## Textauszug
REGIE: OLIVER HERMANUS

DREHBUCH: BEN SHATTUCK, NACH SEINER KURZGESCHICHTE

KAMERA: ALEXANDER DYNAN

CAST: PAUL MESCAL, JOSH O’CONNOR, MOLLY PRICE, RAPHAEL SBARGE, HADLEY ROBINSON, ALESSANDRO BEDETTI, EMMA CANNING, BRIANA MIDDLETON, GARY RAYMOND, CHRIS COOPER U. A.

LÄNGE: 1 STD 7 MIN


Der neue Film von Oliver Hermanus erinnert unweigerlich an Brokeback Mountain, wie wahr ein Eckpfeiler des queeren Kinos, tragisch, sentimental und nicht davor zurückschreckend, den unantastbar scheinenden Mythos des maskulinen Westernhelden zu hinterfragen. Heath Ledger und Jake Gyllenhaal liebten sich, schmachteten sich an, vergossen Tränen und blickten so sehnsuchtsvoll wie wehmütig in die Landschaft. Und dennoch: So ganz genau wusste ich nicht, woran es lag, dass es den beiden nicht gelang, in ihren Figuren zu überzeugen. Lag es am Klischee des Westerns? Oder daran, dass Ledger und Gyllenhaal nur so tun mussten, als wären sie homosexuell? Vielleicht war Ang Lee als Regisseur auch nicht der richtige, vielleicht wäre Oliver Hermanus besser gewesen. Dieser hat schließlich das Thema auf eigene Weise variiert und die Tonalität eines Western außen vorgelassen, ohne aber auf die Historie eines Landes zu verzichten. Hermanus (sein letzter Film Living, nach einer Idee von Akira Kurosawa und mit einem sagenhaft guten Bill Nighy, lief ebenfalls auf der Viennale) taucht tatsächlich viel tiefer ein in das vergangene Amerika, glücklicherweise nicht nur im Sinne genrebedingter Parameter und Stereotypen, und findet seine unstillbare Sehnsucht zweier Männer im leisen Abenteuer des Suchens, Sammelns und Zuhörens.

Wie die Alten sungen

Dieses Zuhören zahlt sich aus, denn was Lionel und David miteinander verbindet, ist die Musik. Der eine, Lionel, besitzt schon von Klein auf die Fähigkeit, die akustische Welt anders zu empfinden als andere, er sieht und spürt sie in Farben, er kann sie fühlen und fast schon schmecken. Und er kann singen. Ein Talent, das ihn von der elterlichen Farm mit all seinen vom Vater zum Besten gegebenen Volksweisen nach Boston ans Musikkonservatorium bringt. Wo er natürlich David kennenlernt, einen Komponisten. Der eine singt, der andere spielt Klavier, so kommen sie, singend und spielend, zueinander und landen dann auch gemeinsam im Bett. Um später, nach dem ersten Weltkrieg, gemeinsam auf Wanderschaft zu gehen, amerikanische Volkslieder zu sammeln und auf Wachszylindern aufzuzeichnen.

## Aufgaben
1 – Nenne alle Schauspieler, die in den Absätzen der Filmbesprechung außerhalb der Besetzungsliste erwähnt werden.
2 – Worauf zeichnen Lionel und David laut der Filmbesprechung die gesammelten amerikanischen Volkslieder auf?
3 – Schreibe die Filmbesprechung im Anschluss an ihren letzten Satz fort.

## Einträge

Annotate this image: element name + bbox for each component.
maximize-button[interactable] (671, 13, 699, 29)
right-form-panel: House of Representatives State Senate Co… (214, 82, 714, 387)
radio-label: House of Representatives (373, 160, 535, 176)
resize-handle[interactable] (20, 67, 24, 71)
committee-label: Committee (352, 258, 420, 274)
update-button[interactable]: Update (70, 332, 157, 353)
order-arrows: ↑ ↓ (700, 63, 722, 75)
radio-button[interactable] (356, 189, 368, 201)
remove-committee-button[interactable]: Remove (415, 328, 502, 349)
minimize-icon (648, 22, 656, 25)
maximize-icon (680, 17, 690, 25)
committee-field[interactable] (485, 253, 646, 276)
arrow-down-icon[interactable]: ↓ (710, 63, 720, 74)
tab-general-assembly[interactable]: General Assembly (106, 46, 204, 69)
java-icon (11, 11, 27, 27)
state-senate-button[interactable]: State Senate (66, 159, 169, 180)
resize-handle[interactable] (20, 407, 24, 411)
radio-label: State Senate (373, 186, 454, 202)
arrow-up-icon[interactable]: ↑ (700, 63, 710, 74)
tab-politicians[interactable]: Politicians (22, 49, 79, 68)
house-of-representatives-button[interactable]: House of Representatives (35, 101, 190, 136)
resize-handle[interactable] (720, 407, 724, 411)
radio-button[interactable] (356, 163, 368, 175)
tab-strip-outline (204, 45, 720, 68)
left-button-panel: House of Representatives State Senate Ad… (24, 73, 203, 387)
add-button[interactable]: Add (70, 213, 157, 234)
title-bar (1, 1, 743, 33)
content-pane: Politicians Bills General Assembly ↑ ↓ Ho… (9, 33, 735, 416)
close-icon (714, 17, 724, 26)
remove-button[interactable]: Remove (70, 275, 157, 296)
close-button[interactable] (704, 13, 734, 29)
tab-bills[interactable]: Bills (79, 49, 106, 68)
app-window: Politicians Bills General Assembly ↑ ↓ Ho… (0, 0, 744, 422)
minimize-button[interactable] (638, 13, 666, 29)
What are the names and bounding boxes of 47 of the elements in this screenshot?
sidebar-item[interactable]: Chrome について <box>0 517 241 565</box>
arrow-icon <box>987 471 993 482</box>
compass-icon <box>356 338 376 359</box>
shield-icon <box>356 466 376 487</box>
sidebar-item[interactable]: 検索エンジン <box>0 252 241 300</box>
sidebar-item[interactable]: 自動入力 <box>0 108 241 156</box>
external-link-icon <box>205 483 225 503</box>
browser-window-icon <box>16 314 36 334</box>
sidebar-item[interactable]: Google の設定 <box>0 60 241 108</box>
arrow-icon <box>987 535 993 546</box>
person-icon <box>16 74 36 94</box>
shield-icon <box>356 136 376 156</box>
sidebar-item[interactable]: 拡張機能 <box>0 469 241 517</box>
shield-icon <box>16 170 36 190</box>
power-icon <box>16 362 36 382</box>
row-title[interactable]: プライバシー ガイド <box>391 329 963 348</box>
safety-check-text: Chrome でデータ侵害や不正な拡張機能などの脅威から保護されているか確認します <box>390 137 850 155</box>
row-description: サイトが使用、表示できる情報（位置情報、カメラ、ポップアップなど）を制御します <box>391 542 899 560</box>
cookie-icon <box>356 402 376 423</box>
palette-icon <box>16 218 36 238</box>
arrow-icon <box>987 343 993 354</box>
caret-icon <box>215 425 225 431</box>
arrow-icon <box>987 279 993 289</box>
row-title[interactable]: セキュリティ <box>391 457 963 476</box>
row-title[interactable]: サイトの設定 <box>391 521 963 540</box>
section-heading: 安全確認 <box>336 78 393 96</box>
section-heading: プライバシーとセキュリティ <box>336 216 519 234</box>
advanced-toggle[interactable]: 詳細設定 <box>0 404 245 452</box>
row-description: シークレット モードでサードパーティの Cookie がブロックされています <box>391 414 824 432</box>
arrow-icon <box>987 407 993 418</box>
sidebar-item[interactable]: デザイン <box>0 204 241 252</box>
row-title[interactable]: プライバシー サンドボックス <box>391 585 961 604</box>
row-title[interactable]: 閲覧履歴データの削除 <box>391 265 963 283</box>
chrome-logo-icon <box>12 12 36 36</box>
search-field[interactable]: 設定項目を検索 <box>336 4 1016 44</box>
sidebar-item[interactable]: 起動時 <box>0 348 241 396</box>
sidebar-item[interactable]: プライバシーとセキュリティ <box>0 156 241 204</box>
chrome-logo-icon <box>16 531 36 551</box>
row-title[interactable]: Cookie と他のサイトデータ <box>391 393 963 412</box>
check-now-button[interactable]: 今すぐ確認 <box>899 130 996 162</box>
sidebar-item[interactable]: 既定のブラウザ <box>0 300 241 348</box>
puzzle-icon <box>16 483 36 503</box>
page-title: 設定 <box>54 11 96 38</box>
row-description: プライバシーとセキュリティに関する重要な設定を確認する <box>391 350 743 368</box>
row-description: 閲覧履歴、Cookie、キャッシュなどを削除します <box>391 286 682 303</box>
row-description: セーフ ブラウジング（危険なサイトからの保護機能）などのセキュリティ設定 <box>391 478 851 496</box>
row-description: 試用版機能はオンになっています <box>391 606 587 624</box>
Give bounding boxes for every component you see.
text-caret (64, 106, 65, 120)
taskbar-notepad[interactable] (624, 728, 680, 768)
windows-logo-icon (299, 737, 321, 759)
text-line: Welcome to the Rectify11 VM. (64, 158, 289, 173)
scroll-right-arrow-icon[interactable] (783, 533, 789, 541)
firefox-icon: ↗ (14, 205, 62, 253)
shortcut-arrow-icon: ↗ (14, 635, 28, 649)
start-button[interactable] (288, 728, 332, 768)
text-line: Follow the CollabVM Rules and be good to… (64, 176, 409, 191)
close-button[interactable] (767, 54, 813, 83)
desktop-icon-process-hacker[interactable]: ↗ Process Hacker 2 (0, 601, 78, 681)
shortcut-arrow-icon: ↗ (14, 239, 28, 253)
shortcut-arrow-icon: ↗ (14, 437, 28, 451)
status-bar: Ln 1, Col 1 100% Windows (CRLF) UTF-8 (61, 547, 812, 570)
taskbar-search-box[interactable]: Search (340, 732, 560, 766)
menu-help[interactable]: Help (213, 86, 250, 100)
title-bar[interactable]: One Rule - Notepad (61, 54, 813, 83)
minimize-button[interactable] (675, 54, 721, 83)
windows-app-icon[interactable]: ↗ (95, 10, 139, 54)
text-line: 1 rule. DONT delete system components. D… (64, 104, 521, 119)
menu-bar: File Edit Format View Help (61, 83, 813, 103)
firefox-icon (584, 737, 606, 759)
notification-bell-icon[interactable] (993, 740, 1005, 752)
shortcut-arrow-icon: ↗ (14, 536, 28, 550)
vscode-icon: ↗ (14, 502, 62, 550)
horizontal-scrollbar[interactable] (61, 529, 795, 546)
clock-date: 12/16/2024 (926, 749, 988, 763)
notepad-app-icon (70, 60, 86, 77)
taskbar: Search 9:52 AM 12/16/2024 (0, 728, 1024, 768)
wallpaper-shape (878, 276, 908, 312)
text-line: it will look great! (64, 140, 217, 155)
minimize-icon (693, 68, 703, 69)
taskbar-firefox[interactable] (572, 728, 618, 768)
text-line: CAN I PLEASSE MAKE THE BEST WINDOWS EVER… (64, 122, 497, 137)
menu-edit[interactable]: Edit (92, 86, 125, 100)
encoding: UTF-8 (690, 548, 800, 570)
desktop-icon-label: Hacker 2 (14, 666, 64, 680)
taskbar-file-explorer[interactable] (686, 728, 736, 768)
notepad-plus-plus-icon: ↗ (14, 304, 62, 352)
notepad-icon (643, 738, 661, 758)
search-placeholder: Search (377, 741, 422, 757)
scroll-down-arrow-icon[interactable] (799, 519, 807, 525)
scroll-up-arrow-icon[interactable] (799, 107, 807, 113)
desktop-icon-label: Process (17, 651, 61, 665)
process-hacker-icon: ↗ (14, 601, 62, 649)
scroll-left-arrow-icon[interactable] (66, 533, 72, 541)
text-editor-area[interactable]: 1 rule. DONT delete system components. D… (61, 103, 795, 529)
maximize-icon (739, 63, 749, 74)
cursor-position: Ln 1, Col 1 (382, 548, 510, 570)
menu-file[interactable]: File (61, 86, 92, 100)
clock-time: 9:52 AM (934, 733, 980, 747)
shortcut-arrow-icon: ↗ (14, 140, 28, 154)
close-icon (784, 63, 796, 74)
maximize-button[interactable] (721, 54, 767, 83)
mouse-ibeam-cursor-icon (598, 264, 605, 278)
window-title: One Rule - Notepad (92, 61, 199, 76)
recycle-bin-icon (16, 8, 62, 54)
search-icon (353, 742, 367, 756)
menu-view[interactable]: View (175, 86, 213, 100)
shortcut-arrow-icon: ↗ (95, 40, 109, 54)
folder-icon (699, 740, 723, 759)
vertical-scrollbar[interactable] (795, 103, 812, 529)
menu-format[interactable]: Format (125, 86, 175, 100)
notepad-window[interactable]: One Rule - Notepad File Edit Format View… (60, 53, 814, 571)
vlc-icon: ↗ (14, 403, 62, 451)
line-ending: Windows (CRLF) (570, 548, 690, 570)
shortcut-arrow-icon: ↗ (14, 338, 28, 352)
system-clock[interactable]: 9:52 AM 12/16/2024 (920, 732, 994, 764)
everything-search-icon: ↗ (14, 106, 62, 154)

## Ergebnisse
1 – Heath Ledger, Jake Gyllenhaal, Bill Nighy

2 – Auf Wachszylindern.

3 –
Liebe und Distanz

In diesen Zehnerjahren des 20. Jahrhunderts aber, während der Erste Weltkrieg tobt, ist Homosexualität ein Tabuthema, niemand redet darüber, doch die beiden akzeptieren sich und ihre Neigung – weit davon entfernt, sich zu outen. Der nach einer Kurzgeschichte von Ben Shattuck entstandene Liebes- und Lebensfilm macht aber gerade diese Art der sexuellen Orientierung nicht vorrangig zu einem Thema, sondern zieht, und das ist drängend genug, die Konsequenzen, die der Tatsache einer niemals realisierbaren Zukunft folgt. Paul Mescal und Josh O’Connor – beide gerade im Filmbiz sehr gefragt – spielen ihre Charaktere auf Distanz, sie bleiben verschlossen, agieren lakonisch, geben wenig von sich preis. Zwei introvertierte Außenseiter, auf der Suche nach dem Ort, wo sie hingehören könnten – The History of Sound nutzt das historische, in allen Brauntönen präsente Kolorit eines ruralen Amerikas und erweitert das Spektrum mit alten Liedern, die von der Schwere des Lebens und der Liebe erzählen. Natürlich der Liebe, das ist das, was auch die beiden jungen Männer bewegt, obwohl sie zumindest in Hermanus Narration zwar die Liebe zueinander darstellen sollen, jedoch stets so agieren, als würden sie auf Abstand bleiben wollen.

Wie klingen verpasste Chancen?

Mescal und O’Connor fehlt die Harmonie zueinander. Der ohnehin stets distanziert agierende O’Connor, der oft so wirkt, als hätte er ein sinniges Lächeln auf den Lippen und hinter dessen Fassade man schon in The Mastermind nicht blicken konnte, erhält durch seinen Filmpartner Paul Mescal, der sich ähnlich verschlossen zeigt, keinerlei Support, um Gefühle zu repräsentieren. Beide sind eine Insel für sich, beide streifen durchs herbstliche Amerika – die Lieder selbst, die man hört, füllen nur bedingt die emotionale Lücke, die der Film hinterlässt. Und man merkt auch: The History of Sound ist eine Kurzgeschichte. Ähnlich spartanisch fühlt sich diese Story an, die sich sichtlich bemüht ist, im Fluss zu bleiben, nicht aber daran interessiert ist, den Zuseher einzubinden.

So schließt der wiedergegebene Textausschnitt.